Records provided:
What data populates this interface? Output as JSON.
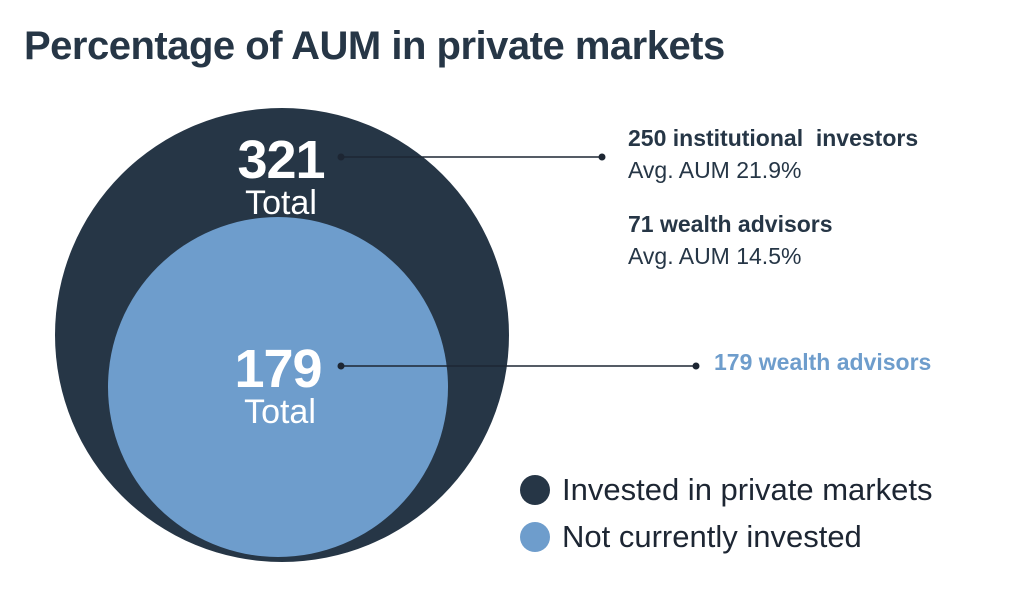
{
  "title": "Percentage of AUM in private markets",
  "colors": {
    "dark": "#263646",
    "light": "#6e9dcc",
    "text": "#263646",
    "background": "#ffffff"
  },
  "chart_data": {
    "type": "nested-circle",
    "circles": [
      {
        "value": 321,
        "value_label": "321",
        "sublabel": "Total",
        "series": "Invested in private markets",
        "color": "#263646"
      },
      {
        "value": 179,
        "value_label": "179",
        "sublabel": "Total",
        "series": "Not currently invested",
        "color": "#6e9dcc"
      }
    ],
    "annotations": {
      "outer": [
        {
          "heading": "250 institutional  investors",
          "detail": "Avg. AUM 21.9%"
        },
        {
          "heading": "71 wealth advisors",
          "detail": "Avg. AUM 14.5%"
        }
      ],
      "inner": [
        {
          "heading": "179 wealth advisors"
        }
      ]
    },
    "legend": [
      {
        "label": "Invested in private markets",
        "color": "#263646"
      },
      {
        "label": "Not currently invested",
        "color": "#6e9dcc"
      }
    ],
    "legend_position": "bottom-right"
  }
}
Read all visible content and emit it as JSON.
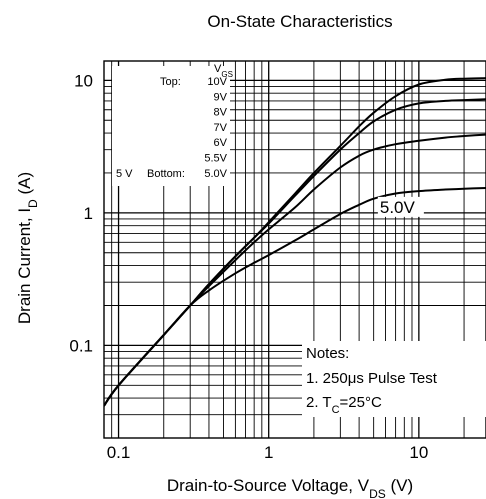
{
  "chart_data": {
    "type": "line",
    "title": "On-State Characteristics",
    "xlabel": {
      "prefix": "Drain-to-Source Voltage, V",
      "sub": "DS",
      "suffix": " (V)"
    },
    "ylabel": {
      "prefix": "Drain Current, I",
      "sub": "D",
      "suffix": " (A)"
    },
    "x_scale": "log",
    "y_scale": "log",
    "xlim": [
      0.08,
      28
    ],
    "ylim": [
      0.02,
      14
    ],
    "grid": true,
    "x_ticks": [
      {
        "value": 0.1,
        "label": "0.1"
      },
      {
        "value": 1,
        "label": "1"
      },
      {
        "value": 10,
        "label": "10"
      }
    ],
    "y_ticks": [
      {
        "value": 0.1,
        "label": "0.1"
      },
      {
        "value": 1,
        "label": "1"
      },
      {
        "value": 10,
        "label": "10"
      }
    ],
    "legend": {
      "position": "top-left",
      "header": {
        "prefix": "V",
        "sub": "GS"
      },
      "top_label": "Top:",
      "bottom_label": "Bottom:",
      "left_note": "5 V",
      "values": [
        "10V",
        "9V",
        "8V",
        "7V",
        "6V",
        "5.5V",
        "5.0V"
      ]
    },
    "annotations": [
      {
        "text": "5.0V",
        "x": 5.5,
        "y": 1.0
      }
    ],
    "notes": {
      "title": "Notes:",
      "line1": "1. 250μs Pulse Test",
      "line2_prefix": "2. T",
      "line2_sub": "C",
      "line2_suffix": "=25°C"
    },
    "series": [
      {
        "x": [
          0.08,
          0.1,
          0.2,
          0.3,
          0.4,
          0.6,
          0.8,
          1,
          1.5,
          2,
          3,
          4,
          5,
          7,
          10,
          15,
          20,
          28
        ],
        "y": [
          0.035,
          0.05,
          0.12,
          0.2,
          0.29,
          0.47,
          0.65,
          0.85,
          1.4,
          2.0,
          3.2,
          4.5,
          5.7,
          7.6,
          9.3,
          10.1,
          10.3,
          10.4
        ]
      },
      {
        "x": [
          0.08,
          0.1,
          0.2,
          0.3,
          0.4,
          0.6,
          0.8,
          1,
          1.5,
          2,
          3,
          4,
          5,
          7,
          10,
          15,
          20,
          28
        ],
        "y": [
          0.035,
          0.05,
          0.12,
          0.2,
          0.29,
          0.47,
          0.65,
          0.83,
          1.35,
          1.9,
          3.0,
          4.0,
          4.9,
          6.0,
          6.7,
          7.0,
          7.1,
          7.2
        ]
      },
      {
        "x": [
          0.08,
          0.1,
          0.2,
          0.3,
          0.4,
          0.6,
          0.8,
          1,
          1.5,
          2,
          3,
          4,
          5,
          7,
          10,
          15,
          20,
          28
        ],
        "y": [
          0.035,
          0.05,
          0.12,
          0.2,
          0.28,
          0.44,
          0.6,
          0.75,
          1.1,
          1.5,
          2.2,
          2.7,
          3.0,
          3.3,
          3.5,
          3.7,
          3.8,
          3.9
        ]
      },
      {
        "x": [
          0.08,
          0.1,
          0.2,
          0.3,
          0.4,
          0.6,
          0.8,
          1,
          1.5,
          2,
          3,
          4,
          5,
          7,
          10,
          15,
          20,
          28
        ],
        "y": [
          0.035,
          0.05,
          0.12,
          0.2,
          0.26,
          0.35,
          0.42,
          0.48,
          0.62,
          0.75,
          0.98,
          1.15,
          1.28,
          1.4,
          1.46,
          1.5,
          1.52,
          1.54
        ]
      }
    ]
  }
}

Set problem: Restate each line of the records exactly; pictures do not belong in the copy.

Reply to the task:
What data populates this interface? Output as JSON.
{
  "title": "Percentage of AUM in private markets",
  "colors": {
    "dark": "#263646",
    "light": "#6e9dcc",
    "text": "#263646",
    "background": "#ffffff"
  },
  "chart_data": {
    "type": "nested-circle",
    "circles": [
      {
        "value": 321,
        "value_label": "321",
        "sublabel": "Total",
        "series": "Invested in private markets",
        "color": "#263646"
      },
      {
        "value": 179,
        "value_label": "179",
        "sublabel": "Total",
        "series": "Not currently invested",
        "color": "#6e9dcc"
      }
    ],
    "annotations": {
      "outer": [
        {
          "heading": "250 institutional  investors",
          "detail": "Avg. AUM 21.9%"
        },
        {
          "heading": "71 wealth advisors",
          "detail": "Avg. AUM 14.5%"
        }
      ],
      "inner": [
        {
          "heading": "179 wealth advisors"
        }
      ]
    },
    "legend": [
      {
        "label": "Invested in private markets",
        "color": "#263646"
      },
      {
        "label": "Not currently invested",
        "color": "#6e9dcc"
      }
    ],
    "legend_position": "bottom-right"
  }
}
Read all visible content and emit it as JSON.
{
  "chart_data": {
    "type": "line",
    "title": "On-State Characteristics",
    "xlabel": {
      "prefix": "Drain-to-Source Voltage, V",
      "sub": "DS",
      "suffix": " (V)"
    },
    "ylabel": {
      "prefix": "Drain Current, I",
      "sub": "D",
      "suffix": " (A)"
    },
    "x_scale": "log",
    "y_scale": "log",
    "xlim": [
      0.08,
      28
    ],
    "ylim": [
      0.02,
      14
    ],
    "grid": true,
    "x_ticks": [
      {
        "value": 0.1,
        "label": "0.1"
      },
      {
        "value": 1,
        "label": "1"
      },
      {
        "value": 10,
        "label": "10"
      }
    ],
    "y_ticks": [
      {
        "value": 0.1,
        "label": "0.1"
      },
      {
        "value": 1,
        "label": "1"
      },
      {
        "value": 10,
        "label": "10"
      }
    ],
    "legend": {
      "position": "top-left",
      "header": {
        "prefix": "V",
        "sub": "GS"
      },
      "top_label": "Top:",
      "bottom_label": "Bottom:",
      "left_note": "5 V",
      "values": [
        "10V",
        "9V",
        "8V",
        "7V",
        "6V",
        "5.5V",
        "5.0V"
      ]
    },
    "annotations": [
      {
        "text": "5.0V",
        "x": 5.5,
        "y": 1.0
      }
    ],
    "notes": {
      "title": "Notes:",
      "line1": "1. 250μs Pulse Test",
      "line2_prefix": "2. T",
      "line2_sub": "C",
      "line2_suffix": "=25°C"
    },
    "series": [
      {
        "x": [
          0.08,
          0.1,
          0.2,
          0.3,
          0.4,
          0.6,
          0.8,
          1,
          1.5,
          2,
          3,
          4,
          5,
          7,
          10,
          15,
          20,
          28
        ],
        "y": [
          0.035,
          0.05,
          0.12,
          0.2,
          0.29,
          0.47,
          0.65,
          0.85,
          1.4,
          2.0,
          3.2,
          4.5,
          5.7,
          7.6,
          9.3,
          10.1,
          10.3,
          10.4
        ]
      },
      {
        "x": [
          0.08,
          0.1,
          0.2,
          0.3,
          0.4,
          0.6,
          0.8,
          1,
          1.5,
          2,
          3,
          4,
          5,
          7,
          10,
          15,
          20,
          28
        ],
        "y": [
          0.035,
          0.05,
          0.12,
          0.2,
          0.29,
          0.47,
          0.65,
          0.83,
          1.35,
          1.9,
          3.0,
          4.0,
          4.9,
          6.0,
          6.7,
          7.0,
          7.1,
          7.2
        ]
      },
      {
        "x": [
          0.08,
          0.1,
          0.2,
          0.3,
          0.4,
          0.6,
          0.8,
          1,
          1.5,
          2,
          3,
          4,
          5,
          7,
          10,
          15,
          20,
          28
        ],
        "y": [
          0.035,
          0.05,
          0.12,
          0.2,
          0.28,
          0.44,
          0.6,
          0.75,
          1.1,
          1.5,
          2.2,
          2.7,
          3.0,
          3.3,
          3.5,
          3.7,
          3.8,
          3.9
        ]
      },
      {
        "x": [
          0.08,
          0.1,
          0.2,
          0.3,
          0.4,
          0.6,
          0.8,
          1,
          1.5,
          2,
          3,
          4,
          5,
          7,
          10,
          15,
          20,
          28
        ],
        "y": [
          0.035,
          0.05,
          0.12,
          0.2,
          0.26,
          0.35,
          0.42,
          0.48,
          0.62,
          0.75,
          0.98,
          1.15,
          1.28,
          1.4,
          1.46,
          1.5,
          1.52,
          1.54
        ]
      }
    ]
  }
}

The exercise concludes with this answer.